• _What you should do_
Your task is to retype each line of the data below exactly.

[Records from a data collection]
######
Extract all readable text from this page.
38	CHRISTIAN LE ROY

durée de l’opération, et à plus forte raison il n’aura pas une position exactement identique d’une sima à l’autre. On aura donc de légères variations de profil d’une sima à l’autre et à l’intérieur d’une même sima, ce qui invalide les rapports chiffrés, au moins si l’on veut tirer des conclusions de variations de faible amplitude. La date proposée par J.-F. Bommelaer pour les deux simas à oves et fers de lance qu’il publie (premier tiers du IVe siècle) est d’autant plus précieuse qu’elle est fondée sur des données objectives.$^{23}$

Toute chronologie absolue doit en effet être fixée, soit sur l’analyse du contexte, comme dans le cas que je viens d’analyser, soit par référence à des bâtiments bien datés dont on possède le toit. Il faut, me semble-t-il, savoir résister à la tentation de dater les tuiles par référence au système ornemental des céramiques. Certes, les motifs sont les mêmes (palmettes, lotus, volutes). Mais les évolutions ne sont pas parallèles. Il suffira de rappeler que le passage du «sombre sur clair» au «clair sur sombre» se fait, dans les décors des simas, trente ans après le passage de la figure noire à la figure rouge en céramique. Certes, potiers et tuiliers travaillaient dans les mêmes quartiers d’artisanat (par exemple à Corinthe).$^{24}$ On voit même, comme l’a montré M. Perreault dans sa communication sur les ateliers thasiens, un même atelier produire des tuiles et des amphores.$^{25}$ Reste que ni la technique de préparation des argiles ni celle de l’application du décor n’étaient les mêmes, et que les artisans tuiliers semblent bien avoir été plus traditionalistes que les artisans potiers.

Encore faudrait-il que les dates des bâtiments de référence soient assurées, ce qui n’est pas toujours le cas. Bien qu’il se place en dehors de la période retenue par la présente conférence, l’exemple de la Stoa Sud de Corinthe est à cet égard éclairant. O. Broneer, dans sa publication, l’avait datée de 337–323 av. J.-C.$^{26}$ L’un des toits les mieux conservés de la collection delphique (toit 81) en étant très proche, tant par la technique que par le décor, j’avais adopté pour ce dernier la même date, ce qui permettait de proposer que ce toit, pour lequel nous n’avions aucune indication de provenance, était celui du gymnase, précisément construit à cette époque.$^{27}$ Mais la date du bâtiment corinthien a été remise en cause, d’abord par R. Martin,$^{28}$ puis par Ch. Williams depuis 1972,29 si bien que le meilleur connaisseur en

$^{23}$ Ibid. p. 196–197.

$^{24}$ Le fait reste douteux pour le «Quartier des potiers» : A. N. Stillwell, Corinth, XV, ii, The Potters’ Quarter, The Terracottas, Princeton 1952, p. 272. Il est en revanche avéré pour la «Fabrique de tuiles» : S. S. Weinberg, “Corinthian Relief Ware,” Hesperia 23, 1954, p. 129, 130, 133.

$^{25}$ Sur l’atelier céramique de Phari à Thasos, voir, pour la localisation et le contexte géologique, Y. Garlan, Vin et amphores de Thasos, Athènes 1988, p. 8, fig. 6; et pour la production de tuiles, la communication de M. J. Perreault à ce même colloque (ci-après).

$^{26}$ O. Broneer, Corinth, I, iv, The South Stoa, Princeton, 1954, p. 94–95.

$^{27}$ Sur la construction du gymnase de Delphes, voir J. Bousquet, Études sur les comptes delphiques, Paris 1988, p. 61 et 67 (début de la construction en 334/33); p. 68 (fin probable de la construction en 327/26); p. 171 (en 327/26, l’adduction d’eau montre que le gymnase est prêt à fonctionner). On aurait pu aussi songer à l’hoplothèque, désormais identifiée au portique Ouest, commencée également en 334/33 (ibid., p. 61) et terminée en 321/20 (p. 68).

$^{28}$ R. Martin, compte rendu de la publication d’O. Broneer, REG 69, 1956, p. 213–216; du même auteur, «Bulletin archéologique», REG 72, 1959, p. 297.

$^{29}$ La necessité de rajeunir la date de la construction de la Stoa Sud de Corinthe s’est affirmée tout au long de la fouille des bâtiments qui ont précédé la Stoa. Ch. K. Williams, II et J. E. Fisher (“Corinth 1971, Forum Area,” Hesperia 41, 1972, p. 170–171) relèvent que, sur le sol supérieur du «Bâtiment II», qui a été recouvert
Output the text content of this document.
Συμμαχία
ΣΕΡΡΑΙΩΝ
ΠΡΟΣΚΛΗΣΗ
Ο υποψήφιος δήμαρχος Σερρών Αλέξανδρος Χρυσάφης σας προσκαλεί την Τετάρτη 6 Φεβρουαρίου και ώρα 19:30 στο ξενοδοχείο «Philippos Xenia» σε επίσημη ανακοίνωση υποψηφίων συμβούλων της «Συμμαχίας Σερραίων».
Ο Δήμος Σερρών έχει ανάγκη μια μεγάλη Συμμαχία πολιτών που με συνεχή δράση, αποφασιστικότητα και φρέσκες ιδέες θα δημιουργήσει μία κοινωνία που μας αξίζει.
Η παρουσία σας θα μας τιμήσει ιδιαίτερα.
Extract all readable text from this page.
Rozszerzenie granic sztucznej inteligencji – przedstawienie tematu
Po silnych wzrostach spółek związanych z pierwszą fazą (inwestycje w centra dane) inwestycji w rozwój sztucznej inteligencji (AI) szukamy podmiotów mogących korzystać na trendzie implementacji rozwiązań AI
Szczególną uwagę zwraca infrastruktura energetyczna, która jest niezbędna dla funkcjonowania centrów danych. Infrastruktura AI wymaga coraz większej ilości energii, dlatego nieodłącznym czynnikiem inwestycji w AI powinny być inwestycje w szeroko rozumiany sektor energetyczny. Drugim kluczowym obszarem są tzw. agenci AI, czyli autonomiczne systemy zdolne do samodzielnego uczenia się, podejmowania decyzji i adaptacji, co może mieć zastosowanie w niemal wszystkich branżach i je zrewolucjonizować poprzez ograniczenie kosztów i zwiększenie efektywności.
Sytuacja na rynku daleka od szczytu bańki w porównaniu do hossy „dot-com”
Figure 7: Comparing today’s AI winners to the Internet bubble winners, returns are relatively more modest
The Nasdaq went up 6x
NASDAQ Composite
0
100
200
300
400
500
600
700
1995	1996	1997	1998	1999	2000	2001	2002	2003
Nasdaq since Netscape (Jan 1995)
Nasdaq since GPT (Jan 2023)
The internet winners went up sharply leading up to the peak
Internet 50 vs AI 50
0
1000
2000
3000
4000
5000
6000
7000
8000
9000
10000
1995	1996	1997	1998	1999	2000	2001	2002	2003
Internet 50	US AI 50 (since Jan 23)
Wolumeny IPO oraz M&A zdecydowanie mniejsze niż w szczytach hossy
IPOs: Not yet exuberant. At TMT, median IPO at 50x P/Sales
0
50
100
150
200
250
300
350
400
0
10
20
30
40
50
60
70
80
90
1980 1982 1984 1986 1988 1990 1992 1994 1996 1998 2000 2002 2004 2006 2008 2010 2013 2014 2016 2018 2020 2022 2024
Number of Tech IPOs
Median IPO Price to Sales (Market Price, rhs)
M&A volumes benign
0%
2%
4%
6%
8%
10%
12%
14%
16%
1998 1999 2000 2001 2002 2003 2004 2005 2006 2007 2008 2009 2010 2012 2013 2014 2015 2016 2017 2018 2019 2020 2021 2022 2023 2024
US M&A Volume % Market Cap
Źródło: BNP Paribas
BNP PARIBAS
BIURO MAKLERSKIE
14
######
• _The result_
Extract all readable text from this page.
38	CHRISTIAN LE ROY

durée de l’opération, et à plus forte raison il n’aura pas une position exactement identique d’une sima à l’autre. On aura donc de légères variations de profil d’une sima à l’autre et à l’intérieur d’une même sima, ce qui invalide les rapports chiffrés, au moins si l’on veut tirer des conclusions de variations de faible amplitude. La date proposée par J.-F. Bommelaer pour les deux simas à oves et fers de lance qu’il publie (premier tiers du IVe siècle) est d’autant plus précieuse qu’elle est fondée sur des données objectives.$^{23}$

Toute chronologie absolue doit en effet être fixée, soit sur l’analyse du contexte, comme dans le cas que je viens d’analyser, soit par référence à des bâtiments bien datés dont on possède le toit. Il faut, me semble-t-il, savoir résister à la tentation de dater les tuiles par référence au système ornemental des céramiques. Certes, les motifs sont les mêmes (palmettes, lotus, volutes). Mais les évolutions ne sont pas parallèles. Il suffira de rappeler que le passage du «sombre sur clair» au «clair sur sombre» se fait, dans les décors des simas, trente ans après le passage de la figure noire à la figure rouge en céramique. Certes, potiers et tuiliers travaillaient dans les mêmes quartiers d’artisanat (par exemple à Corinthe).$^{24}$ On voit même, comme l’a montré M. Perreault dans sa communication sur les ateliers thasiens, un même atelier produire des tuiles et des amphores.$^{25}$ Reste que ni la technique de préparation des argiles ni celle de l’application du décor n’étaient les mêmes, et que les artisans tuiliers semblent bien avoir été plus traditionalistes que les artisans potiers.

Encore faudrait-il que les dates des bâtiments de référence soient assurées, ce qui n’est pas toujours le cas. Bien qu’il se place en dehors de la période retenue par la présente conférence, l’exemple de la Stoa Sud de Corinthe est à cet égard éclairant. O. Broneer, dans sa publication, l’avait datée de 337–323 av. J.-C.$^{26}$ L’un des toits les mieux conservés de la collection delphique (toit 81) en étant très proche, tant par la technique que par le décor, j’avais adopté pour ce dernier la même date, ce qui permettait de proposer que ce toit, pour lequel nous n’avions aucune indication de provenance, était celui du gymnase, précisément construit à cette époque.$^{27}$ Mais la date du bâtiment corinthien a été remise en cause, d’abord par R. Martin,$^{28}$ puis par Ch. Williams depuis 1972,29 si bien que le meilleur connaisseur en

$^{23}$ Ibid. p. 196–197.

$^{24}$ Le fait reste douteux pour le «Quartier des potiers» : A. N. Stillwell, Corinth, XV, ii, The Potters’ Quarter, The Terracottas, Princeton 1952, p. 272. Il est en revanche avéré pour la «Fabrique de tuiles» : S. S. Weinberg, “Corinthian Relief Ware,” Hesperia 23, 1954, p. 129, 130, 133.

$^{25}$ Sur l’atelier céramique de Phari à Thasos, voir, pour la localisation et le contexte géologique, Y. Garlan, Vin et amphores de Thasos, Athènes 1988, p. 8, fig. 6; et pour la production de tuiles, la communication de M. J. Perreault à ce même colloque (ci-après).

$^{26}$ O. Broneer, Corinth, I, iv, The South Stoa, Princeton, 1954, p. 94–95.

$^{27}$ Sur la construction du gymnase de Delphes, voir J. Bousquet, Études sur les comptes delphiques, Paris 1988, p. 61 et 67 (début de la construction en 334/33); p. 68 (fin probable de la construction en 327/26); p. 171 (en 327/26, l’adduction d’eau montre que le gymnase est prêt à fonctionner). On aurait pu aussi songer à l’hoplothèque, désormais identifiée au portique Ouest, commencée également en 334/33 (ibid., p. 61) et terminée en 321/20 (p. 68).

$^{28}$ R. Martin, compte rendu de la publication d’O. Broneer, REG 69, 1956, p. 213–216; du même auteur, «Bulletin archéologique», REG 72, 1959, p. 297.

$^{29}$ La necessité de rajeunir la date de la construction de la Stoa Sud de Corinthe s’est affirmée tout au long de la fouille des bâtiments qui ont précédé la Stoa. Ch. K. Williams, II et J. E. Fisher (“Corinth 1971, Forum Area,” Hesperia 41, 1972, p. 170–171) relèvent que, sur le sol supérieur du «Bâtiment II», qui a été recouvert
Output the text content of this document.
Συμμαχία
ΣΕΡΡΑΙΩΝ
ΠΡΟΣΚΛΗΣΗ
Ο υποψήφιος δήμαρχος Σερρών Αλέξανδρος Χρυσάφης σας προσκαλεί την Τετάρτη 6 Φεβρουαρίου και ώρα 19:30 στο ξενοδοχείο «Philippos Xenia» σε επίσημη ανακοίνωση υποψηφίων συμβούλων της «Συμμαχίας Σερραίων».
Ο Δήμος Σερρών έχει ανάγκη μια μεγάλη Συμμαχία πολιτών που με συνεχή δράση, αποφασιστικότητα και φρέσκες ιδέες θα δημιουργήσει μία κοινωνία που μας αξίζει.
Η παρουσία σας θα μας τιμήσει ιδιαίτερα.
Extract all readable text from this page.
Rozszerzenie granic sztucznej inteligencji – przedstawienie tematu
Po silnych wzrostach spółek związanych z pierwszą fazą (inwestycje w centra dane) inwestycji w rozwój sztucznej inteligencji (AI) szukamy podmiotów mogących korzystać na trendzie implementacji rozwiązań AI
Szczególną uwagę zwraca infrastruktura energetyczna, która jest niezbędna dla funkcjonowania centrów danych. Infrastruktura AI wymaga coraz większej ilości energii, dlatego nieodłącznym czynnikiem inwestycji w AI powinny być inwestycje w szeroko rozumiany sektor energetyczny. Drugim kluczowym obszarem są tzw. agenci AI, czyli autonomiczne systemy zdolne do samodzielnego uczenia się, podejmowania decyzji i adaptacji, co może mieć zastosowanie w niemal wszystkich branżach i je zrewolucjonizować poprzez ograniczenie kosztów i zwiększenie efektywności.
Sytuacja na rynku daleka od szczytu bańki w porównaniu do hossy „dot-com”
Figure 7: Comparing today’s AI winners to the Internet bubble winners, returns are relatively more modest
The Nasdaq went up 6x
NASDAQ Composite
0
100
200
300
400
500
600
700
1995	1996	1997	1998	1999	2000	2001	2002	2003
Nasdaq since Netscape (Jan 1995)
Nasdaq since GPT (Jan 2023)
The internet winners went up sharply leading up to the peak
Internet 50 vs AI 50
0
1000
2000
3000
4000
5000
6000
7000
8000
9000
10000
1995	1996	1997	1998	1999	2000	2001	2002	2003
Internet 50	US AI 50 (since Jan 23)
Wolumeny IPO oraz M&A zdecydowanie mniejsze niż w szczytach hossy
IPOs: Not yet exuberant. At TMT, median IPO at 50x P/Sales
0
50
100
150
200
250
300
350
400
0
10
20
30
40
50
60
70
80
90
1980 1982 1984 1986 1988 1990 1992 1994 1996 1998 2000 2002 2004 2006 2008 2010 2013 2014 2016 2018 2020 2022 2024
Number of Tech IPOs
Median IPO Price to Sales (Market Price, rhs)
M&A volumes benign
0%
2%
4%
6%
8%
10%
12%
14%
16%
1998 1999 2000 2001 2002 2003 2004 2005 2006 2007 2008 2009 2010 2012 2013 2014 2015 2016 2017 2018 2019 2020 2021 2022 2023 2024
US M&A Volume % Market Cap
Źródło: BNP Paribas
BNP PARIBAS
BIURO MAKLERSKIE
14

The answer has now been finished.